- [MATERIAL]:
## start
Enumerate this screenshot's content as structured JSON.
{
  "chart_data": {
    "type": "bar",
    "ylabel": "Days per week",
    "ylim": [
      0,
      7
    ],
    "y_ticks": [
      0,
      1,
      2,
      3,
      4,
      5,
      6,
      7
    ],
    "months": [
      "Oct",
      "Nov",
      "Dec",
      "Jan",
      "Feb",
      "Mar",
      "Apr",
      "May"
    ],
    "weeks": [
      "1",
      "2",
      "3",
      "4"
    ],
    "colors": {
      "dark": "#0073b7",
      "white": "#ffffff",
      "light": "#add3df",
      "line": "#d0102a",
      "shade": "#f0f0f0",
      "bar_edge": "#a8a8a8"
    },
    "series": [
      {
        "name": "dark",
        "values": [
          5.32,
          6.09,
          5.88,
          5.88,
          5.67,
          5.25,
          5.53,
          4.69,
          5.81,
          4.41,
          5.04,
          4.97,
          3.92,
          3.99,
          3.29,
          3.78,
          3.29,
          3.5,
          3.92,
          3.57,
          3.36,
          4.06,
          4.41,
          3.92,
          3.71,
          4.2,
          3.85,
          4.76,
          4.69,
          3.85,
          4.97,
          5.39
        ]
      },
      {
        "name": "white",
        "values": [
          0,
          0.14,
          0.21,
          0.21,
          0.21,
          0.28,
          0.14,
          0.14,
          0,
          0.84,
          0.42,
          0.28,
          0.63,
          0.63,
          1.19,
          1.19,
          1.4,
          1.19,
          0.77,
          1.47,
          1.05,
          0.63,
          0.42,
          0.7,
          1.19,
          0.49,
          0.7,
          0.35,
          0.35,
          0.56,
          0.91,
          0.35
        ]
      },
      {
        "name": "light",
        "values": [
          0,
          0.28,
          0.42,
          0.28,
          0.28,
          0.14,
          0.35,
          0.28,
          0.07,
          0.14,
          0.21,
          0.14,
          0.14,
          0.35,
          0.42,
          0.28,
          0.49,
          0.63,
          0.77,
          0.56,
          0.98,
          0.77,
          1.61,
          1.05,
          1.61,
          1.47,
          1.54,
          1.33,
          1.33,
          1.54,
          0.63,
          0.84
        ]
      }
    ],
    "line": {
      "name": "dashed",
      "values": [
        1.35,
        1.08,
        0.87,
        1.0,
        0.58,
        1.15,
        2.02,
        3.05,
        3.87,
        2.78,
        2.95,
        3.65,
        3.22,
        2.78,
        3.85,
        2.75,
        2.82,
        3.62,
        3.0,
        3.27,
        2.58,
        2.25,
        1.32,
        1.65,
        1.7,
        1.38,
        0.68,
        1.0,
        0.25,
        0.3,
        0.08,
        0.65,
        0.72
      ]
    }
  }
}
## end
Collect each line of the entries that has the word "name", copying it in full.

        "name": "dark",
        "name": "white",
        "name": "light",
      "name": "dashed",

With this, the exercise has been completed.